■ Information provided
━━━━
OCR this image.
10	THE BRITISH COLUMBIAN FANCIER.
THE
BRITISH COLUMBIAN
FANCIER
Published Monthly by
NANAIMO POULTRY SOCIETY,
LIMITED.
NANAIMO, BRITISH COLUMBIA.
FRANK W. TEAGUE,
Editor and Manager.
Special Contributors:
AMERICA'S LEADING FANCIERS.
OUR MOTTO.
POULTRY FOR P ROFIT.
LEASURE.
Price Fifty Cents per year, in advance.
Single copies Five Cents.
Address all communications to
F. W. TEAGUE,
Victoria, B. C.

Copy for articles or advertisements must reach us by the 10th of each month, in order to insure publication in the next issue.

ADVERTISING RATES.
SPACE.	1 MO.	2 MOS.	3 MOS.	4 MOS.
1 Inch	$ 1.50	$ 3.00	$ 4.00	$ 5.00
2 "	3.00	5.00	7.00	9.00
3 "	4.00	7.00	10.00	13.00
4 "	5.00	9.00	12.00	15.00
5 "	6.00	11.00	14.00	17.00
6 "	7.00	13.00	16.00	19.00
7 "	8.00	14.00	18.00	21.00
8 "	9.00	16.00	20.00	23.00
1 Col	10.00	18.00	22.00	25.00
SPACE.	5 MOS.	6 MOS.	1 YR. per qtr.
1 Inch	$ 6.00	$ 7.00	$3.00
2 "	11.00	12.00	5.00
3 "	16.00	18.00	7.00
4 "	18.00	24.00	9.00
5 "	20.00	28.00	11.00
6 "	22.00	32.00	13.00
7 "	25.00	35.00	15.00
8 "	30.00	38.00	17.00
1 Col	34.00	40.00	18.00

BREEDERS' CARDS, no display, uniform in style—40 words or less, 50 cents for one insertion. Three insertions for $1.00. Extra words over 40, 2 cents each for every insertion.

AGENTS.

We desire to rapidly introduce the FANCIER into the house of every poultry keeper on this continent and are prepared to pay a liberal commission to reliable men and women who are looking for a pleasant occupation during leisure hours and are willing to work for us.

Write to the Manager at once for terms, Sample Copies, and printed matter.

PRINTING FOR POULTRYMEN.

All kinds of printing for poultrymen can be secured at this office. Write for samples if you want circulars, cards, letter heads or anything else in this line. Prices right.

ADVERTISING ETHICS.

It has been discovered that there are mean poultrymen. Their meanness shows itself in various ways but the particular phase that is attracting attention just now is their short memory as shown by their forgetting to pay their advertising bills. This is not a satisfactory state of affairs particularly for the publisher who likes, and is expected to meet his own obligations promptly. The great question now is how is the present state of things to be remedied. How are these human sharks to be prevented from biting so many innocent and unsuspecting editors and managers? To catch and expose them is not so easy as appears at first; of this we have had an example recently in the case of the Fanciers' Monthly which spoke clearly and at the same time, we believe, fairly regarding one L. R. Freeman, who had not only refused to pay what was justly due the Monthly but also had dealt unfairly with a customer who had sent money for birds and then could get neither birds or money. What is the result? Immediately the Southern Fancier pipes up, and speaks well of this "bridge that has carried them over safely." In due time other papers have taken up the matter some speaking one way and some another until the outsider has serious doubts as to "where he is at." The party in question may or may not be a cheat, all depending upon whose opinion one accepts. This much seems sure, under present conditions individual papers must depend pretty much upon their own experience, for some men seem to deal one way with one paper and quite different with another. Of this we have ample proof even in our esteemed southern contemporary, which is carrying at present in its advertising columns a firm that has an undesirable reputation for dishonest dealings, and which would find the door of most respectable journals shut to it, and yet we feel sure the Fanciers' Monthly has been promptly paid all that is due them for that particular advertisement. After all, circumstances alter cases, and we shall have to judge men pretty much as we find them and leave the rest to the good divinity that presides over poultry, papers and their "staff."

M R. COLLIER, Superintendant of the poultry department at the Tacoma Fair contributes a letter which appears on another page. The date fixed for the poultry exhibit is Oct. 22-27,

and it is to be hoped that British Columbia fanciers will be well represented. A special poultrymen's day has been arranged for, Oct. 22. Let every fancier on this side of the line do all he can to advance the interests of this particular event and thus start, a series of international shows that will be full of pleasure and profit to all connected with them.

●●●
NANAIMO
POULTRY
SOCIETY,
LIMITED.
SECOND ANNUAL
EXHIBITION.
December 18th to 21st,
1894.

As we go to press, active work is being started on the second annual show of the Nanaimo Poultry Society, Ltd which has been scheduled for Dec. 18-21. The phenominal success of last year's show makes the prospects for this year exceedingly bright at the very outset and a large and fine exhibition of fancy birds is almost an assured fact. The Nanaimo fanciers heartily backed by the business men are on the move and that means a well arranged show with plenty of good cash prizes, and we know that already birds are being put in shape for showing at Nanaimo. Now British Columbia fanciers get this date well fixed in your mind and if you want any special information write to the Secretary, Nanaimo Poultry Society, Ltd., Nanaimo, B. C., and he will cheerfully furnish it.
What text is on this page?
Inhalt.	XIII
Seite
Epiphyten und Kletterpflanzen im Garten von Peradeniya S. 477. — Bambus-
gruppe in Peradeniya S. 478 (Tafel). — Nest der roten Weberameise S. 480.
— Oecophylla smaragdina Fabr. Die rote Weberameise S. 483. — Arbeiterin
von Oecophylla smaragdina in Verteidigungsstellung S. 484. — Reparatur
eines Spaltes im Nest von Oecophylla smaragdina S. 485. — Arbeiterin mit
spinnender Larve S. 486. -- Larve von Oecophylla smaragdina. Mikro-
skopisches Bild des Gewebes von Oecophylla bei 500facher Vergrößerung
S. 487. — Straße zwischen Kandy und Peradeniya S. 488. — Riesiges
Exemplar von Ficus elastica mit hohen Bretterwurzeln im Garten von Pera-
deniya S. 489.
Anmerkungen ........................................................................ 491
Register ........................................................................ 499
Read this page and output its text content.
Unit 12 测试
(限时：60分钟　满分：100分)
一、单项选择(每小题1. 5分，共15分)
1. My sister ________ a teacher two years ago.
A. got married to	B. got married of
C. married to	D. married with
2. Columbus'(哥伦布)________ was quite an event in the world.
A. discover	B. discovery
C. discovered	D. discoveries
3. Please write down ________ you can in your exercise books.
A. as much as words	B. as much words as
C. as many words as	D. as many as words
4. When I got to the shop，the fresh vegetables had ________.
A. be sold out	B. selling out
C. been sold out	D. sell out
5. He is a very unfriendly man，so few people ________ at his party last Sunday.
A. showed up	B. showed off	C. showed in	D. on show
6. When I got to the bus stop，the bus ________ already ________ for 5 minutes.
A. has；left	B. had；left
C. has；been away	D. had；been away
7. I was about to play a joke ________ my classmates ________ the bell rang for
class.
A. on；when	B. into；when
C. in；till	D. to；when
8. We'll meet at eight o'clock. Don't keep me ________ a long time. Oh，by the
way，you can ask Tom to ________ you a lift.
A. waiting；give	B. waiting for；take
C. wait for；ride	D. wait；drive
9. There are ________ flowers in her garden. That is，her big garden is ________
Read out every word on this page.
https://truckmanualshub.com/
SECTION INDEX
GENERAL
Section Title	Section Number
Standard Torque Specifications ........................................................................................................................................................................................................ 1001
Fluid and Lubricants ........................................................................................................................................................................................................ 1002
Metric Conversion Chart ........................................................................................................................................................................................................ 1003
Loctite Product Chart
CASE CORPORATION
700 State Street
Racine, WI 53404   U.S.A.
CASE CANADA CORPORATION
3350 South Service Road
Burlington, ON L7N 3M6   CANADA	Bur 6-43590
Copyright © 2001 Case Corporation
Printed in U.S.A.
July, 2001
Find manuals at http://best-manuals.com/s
━━━━
■ Task to complete
Identify each line in the entries with the word "page" and copy it.

■ Solution to this problem
M R. COLLIER, Superintendant of the poultry department at the Tacoma Fair contributes a letter which appears on another page. The date fixed for the poultry exhibit is Oct. 22-27,
What text is on this page?
Read this page and output its text content.
Read out every word on this page.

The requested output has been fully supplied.